Data records:
——

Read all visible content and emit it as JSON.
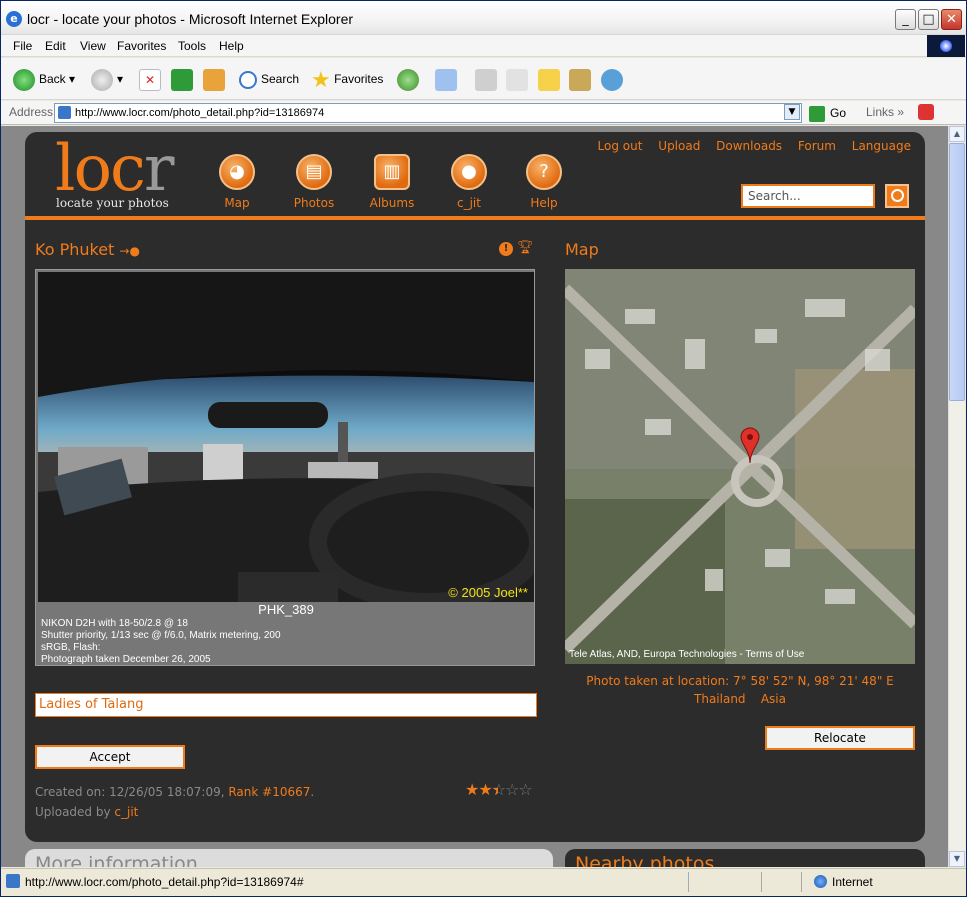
{
  "window": {
    "title": "locr - locate your photos - Microsoft Internet Explorer"
  },
  "menu": [
    "File",
    "Edit",
    "View",
    "Favorites",
    "Tools",
    "Help"
  ],
  "toolbar": {
    "back": "Back",
    "search": "Search",
    "favorites": "Favorites"
  },
  "address": {
    "label": "Address",
    "url": "http://www.locr.com/photo_detail.php?id=13186974",
    "go": "Go",
    "links": "Links"
  },
  "status": {
    "url": "http://www.locr.com/photo_detail.php?id=13186974#",
    "zone": "Internet"
  },
  "site": {
    "brand": "locr",
    "tagline": "locate your photos",
    "nav": [
      {
        "label": "Map",
        "icon": "globe-icon"
      },
      {
        "label": "Photos",
        "icon": "photos-icon"
      },
      {
        "label": "Albums",
        "icon": "album-icon"
      },
      {
        "label": "c_jit",
        "icon": "user-icon"
      },
      {
        "label": "Help",
        "icon": "help-icon"
      }
    ],
    "toplinks": [
      "Log out",
      "Upload",
      "Downloads",
      "Forum",
      "Language"
    ],
    "search_placeholder": "Search..."
  },
  "photo": {
    "title": "Ko Phuket",
    "filename": "PHK_389",
    "copyright": "© 2005 Joel**",
    "exif": [
      "NIKON D2H with 18-50/2.8 @ 18",
      "Shutter priority, 1/13 sec @ f/6.0, Matrix metering, 200",
      "sRGB, Flash:",
      "Photograph taken December 26, 2005"
    ],
    "caption": "Ladies of Talang",
    "accept": "Accept",
    "created_label": "Created on: 12/26/05 18:07:09, ",
    "rank": "Rank #10667",
    "rank_suffix": ".",
    "uploaded_label": "Uploaded by ",
    "uploader": "c_jit",
    "rating": 2.5
  },
  "map": {
    "title": "Map",
    "attribution": "Tele Atlas, AND, Europa Technologies - Terms of Use",
    "location_label": "Photo taken at location: 7° 58' 52\" N, 98° 21' 48\" E",
    "country": "Thailand",
    "continent": "Asia",
    "relocate": "Relocate"
  },
  "lower": {
    "more": "More information",
    "nearby": "Nearby photos"
  }
}
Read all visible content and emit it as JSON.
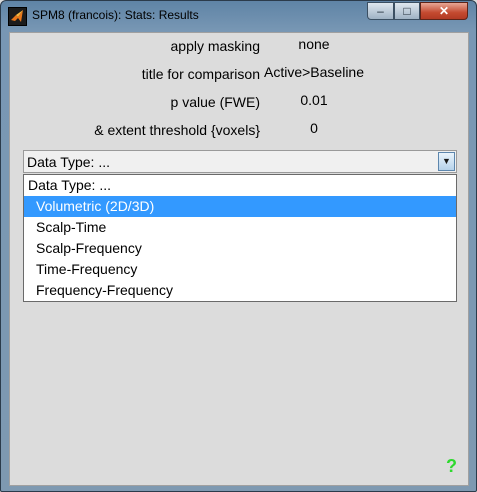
{
  "window": {
    "title": "SPM8 (francois): Stats: Results",
    "minimize": "–",
    "maximize": "□",
    "close": "✕"
  },
  "params": [
    {
      "label": "apply masking",
      "value": "none"
    },
    {
      "label": "title for comparison",
      "value": "Active>Baseline"
    },
    {
      "label": "p value (FWE)",
      "value": "0.01"
    },
    {
      "label": "& extent threshold {voxels}",
      "value": "0"
    }
  ],
  "dropdown": {
    "current": "Data Type: ...",
    "arrow": "▼",
    "options": [
      "Data Type: ...",
      "Volumetric (2D/3D)",
      "Scalp-Time",
      "Scalp-Frequency",
      "Time-Frequency",
      "Frequency-Frequency"
    ],
    "highlighted": "Volumetric (2D/3D)"
  },
  "help": "?",
  "colors": {
    "highlight": "#3399ff",
    "help": "#2ed92e",
    "title_gradient_top": "#5f84a6"
  }
}
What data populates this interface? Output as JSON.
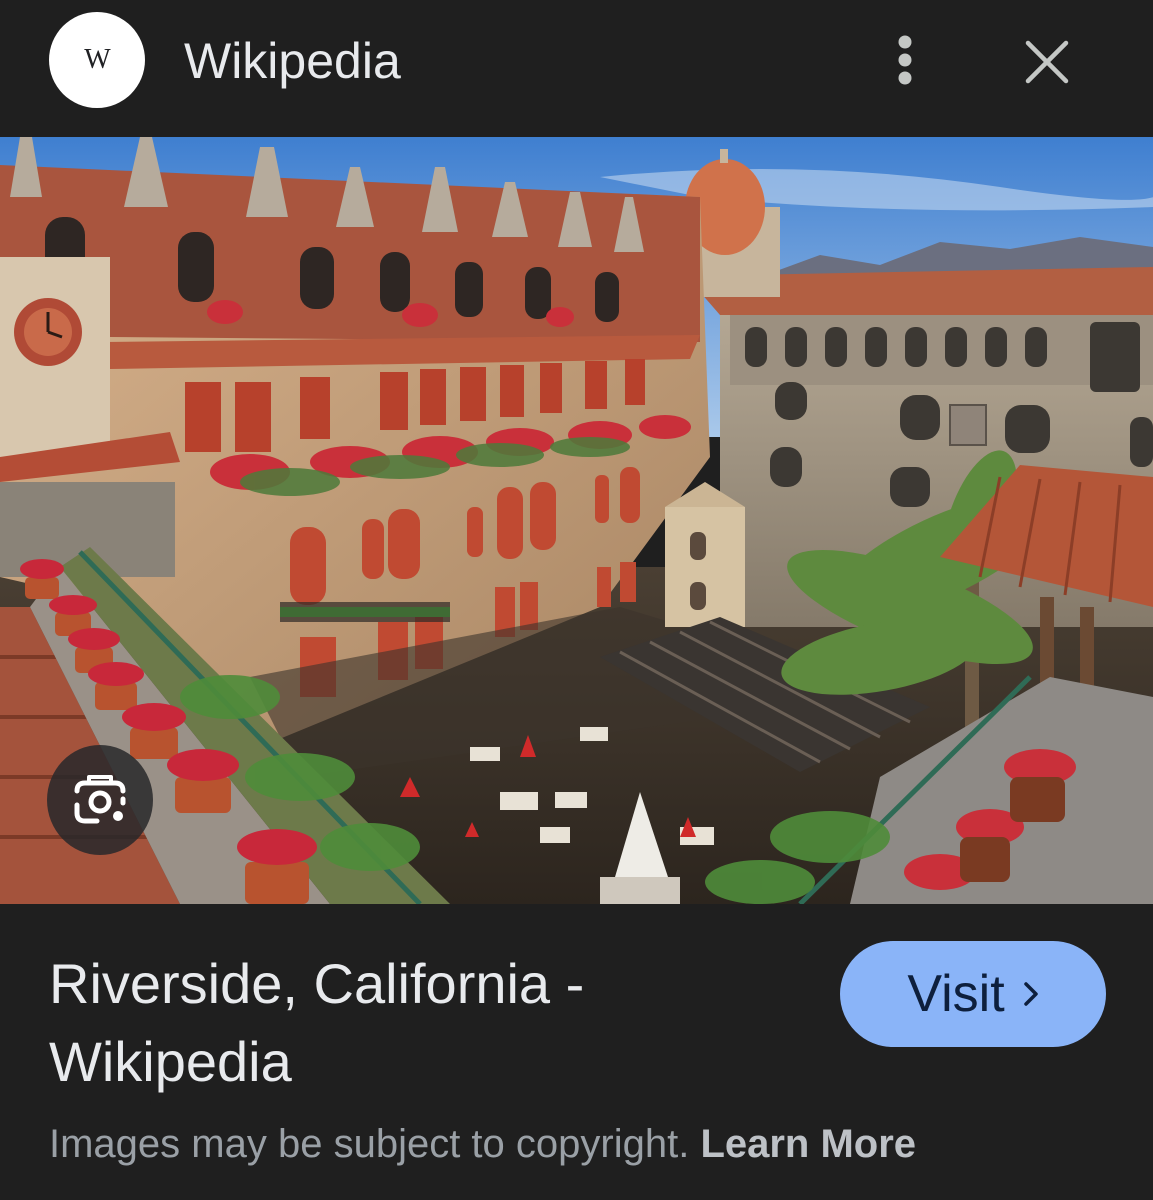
{
  "header": {
    "logo_letter": "W",
    "site_name": "Wikipedia"
  },
  "icons": {
    "logo": "wikipedia-logo",
    "more": "more-vert-icon",
    "close": "close-icon",
    "lens": "google-lens-icon",
    "chevron": "chevron-right-icon"
  },
  "image": {
    "subject": "Mission Inn courtyard, Riverside"
  },
  "result": {
    "title": "Riverside, California - Wikipedia",
    "visit_label": "Visit"
  },
  "footer": {
    "copyright_text": "Images may be subject to copyright.",
    "learn_more_label": "Learn More"
  },
  "colors": {
    "background": "#1f1f1f",
    "visit_button": "#8ab4f8",
    "text_primary": "#e8eaed",
    "text_secondary": "#9aa0a6"
  }
}
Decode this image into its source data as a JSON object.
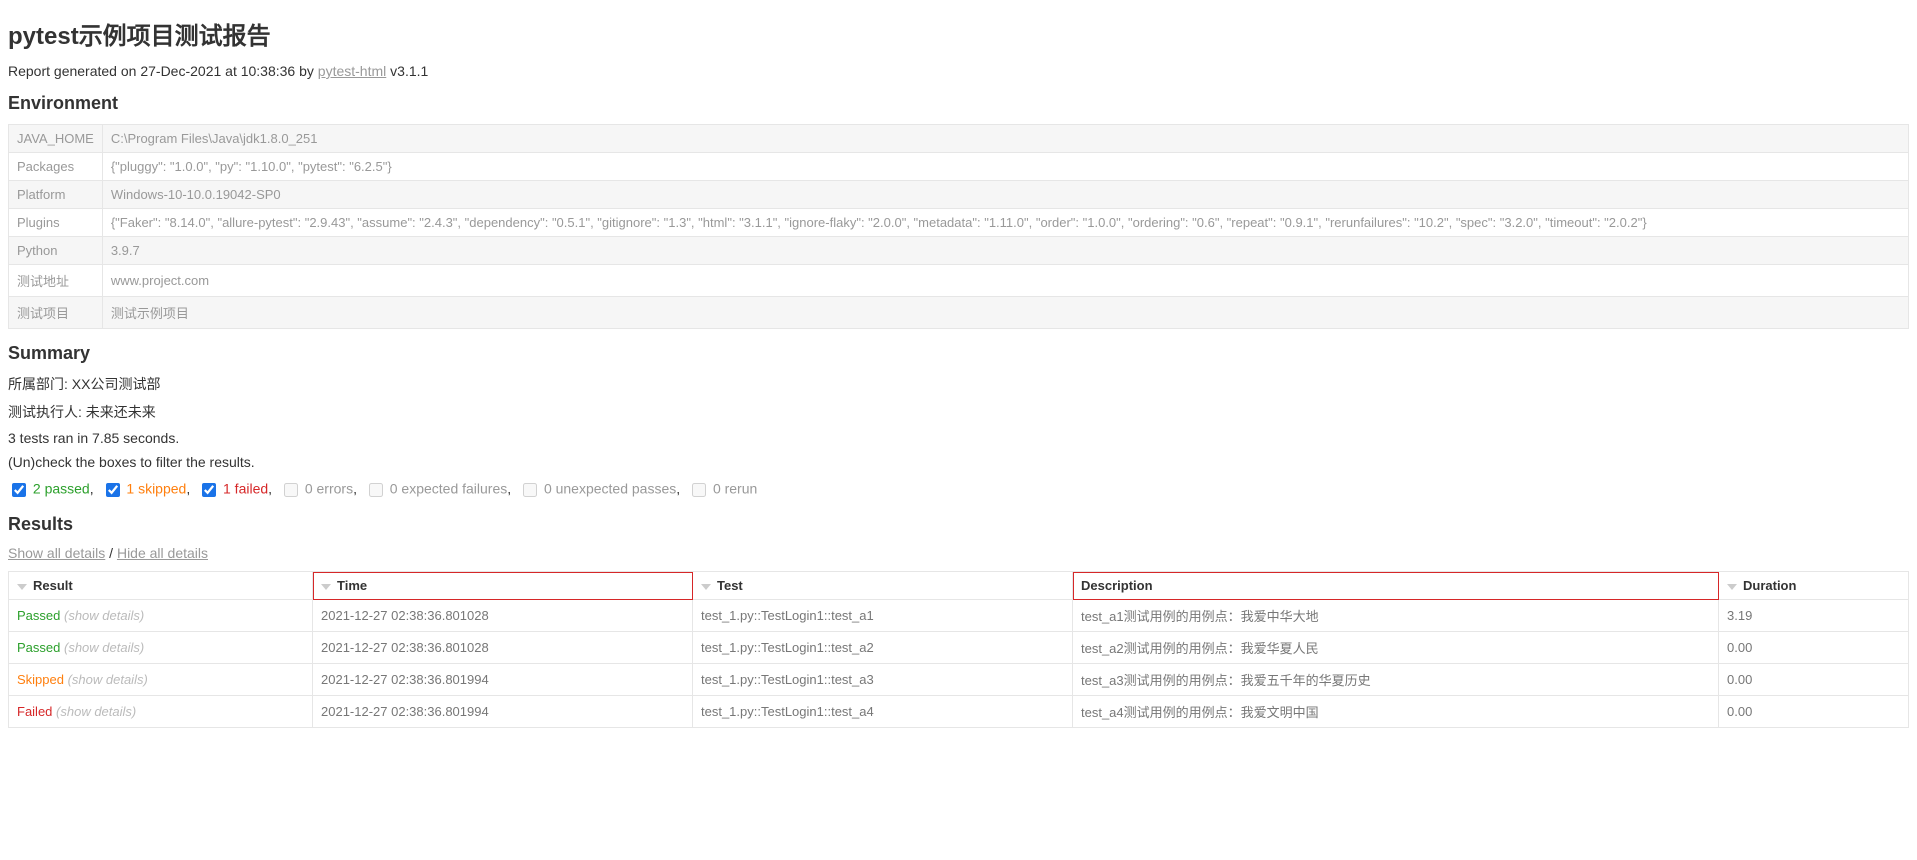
{
  "title": "pytest示例项目测试报告",
  "report_generated_prefix": "Report generated on ",
  "report_generated_date": "27-Dec-2021 at 10:38:36",
  "report_generated_by": " by ",
  "plugin_link_text": "pytest-html",
  "plugin_version": " v3.1.1",
  "environment_heading": "Environment",
  "environment": [
    {
      "key": "JAVA_HOME",
      "value": "C:\\Program Files\\Java\\jdk1.8.0_251"
    },
    {
      "key": "Packages",
      "value": "{\"pluggy\": \"1.0.0\", \"py\": \"1.10.0\", \"pytest\": \"6.2.5\"}"
    },
    {
      "key": "Platform",
      "value": "Windows-10-10.0.19042-SP0"
    },
    {
      "key": "Plugins",
      "value": "{\"Faker\": \"8.14.0\", \"allure-pytest\": \"2.9.43\", \"assume\": \"2.4.3\", \"dependency\": \"0.5.1\", \"gitignore\": \"1.3\", \"html\": \"3.1.1\", \"ignore-flaky\": \"2.0.0\", \"metadata\": \"1.11.0\", \"order\": \"1.0.0\", \"ordering\": \"0.6\", \"repeat\": \"0.9.1\", \"rerunfailures\": \"10.2\", \"spec\": \"3.2.0\", \"timeout\": \"2.0.2\"}"
    },
    {
      "key": "Python",
      "value": "3.9.7"
    },
    {
      "key": "测试地址",
      "value": "www.project.com"
    },
    {
      "key": "测试项目",
      "value": "测试示例项目"
    }
  ],
  "summary_heading": "Summary",
  "summary": {
    "department_label": "所属部门: ",
    "department_value": "XX公司测试部",
    "executor_label": "测试执行人: ",
    "executor_value": "未来还未来",
    "tests_ran": "3 tests ran in 7.85 seconds.",
    "filter_hint": "(Un)check the boxes to filter the results."
  },
  "filters": {
    "passed": "2 passed",
    "skipped": "1 skipped",
    "failed": "1 failed",
    "errors": "0 errors",
    "xfail": "0 expected failures",
    "xpass": "0 unexpected passes",
    "rerun": "0 rerun"
  },
  "results_heading": "Results",
  "links": {
    "show_all": "Show all details",
    "hide_all": "Hide all details",
    "separator": " / "
  },
  "headers": {
    "result": "Result",
    "time": "Time",
    "test": "Test",
    "description": "Description",
    "duration": "Duration"
  },
  "show_details_text": "(show details)",
  "rows": [
    {
      "result": "Passed",
      "result_class": "passed",
      "time": "2021-12-27 02:38:36.801028",
      "test": "test_1.py::TestLogin1::test_a1",
      "description": "test_a1测试用例的用例点：我爱中华大地",
      "duration": "3.19"
    },
    {
      "result": "Passed",
      "result_class": "passed",
      "time": "2021-12-27 02:38:36.801028",
      "test": "test_1.py::TestLogin1::test_a2",
      "description": "test_a2测试用例的用例点：我爱华夏人民",
      "duration": "0.00"
    },
    {
      "result": "Skipped",
      "result_class": "skipped",
      "time": "2021-12-27 02:38:36.801994",
      "test": "test_1.py::TestLogin1::test_a3",
      "description": "test_a3测试用例的用例点：我爱五千年的华夏历史",
      "duration": "0.00"
    },
    {
      "result": "Failed",
      "result_class": "failed",
      "time": "2021-12-27 02:38:36.801994",
      "test": "test_1.py::TestLogin1::test_a4",
      "description": "test_a4测试用例的用例点：我爱文明中国",
      "duration": "0.00"
    }
  ]
}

——

### Task to complete
Only lines with "description" are wanted here; list each of them.

### Result of this task
    "description": "Description",
      "description": "test_a1测试用例的用例点：我爱中华大地",
      "description": "test_a2测试用例的用例点：我爱华夏人民",
      "description": "test_a3测试用例的用例点：我爱五千年的华夏历史",
      "description": "test_a4测试用例的用例点：我爱文明中国",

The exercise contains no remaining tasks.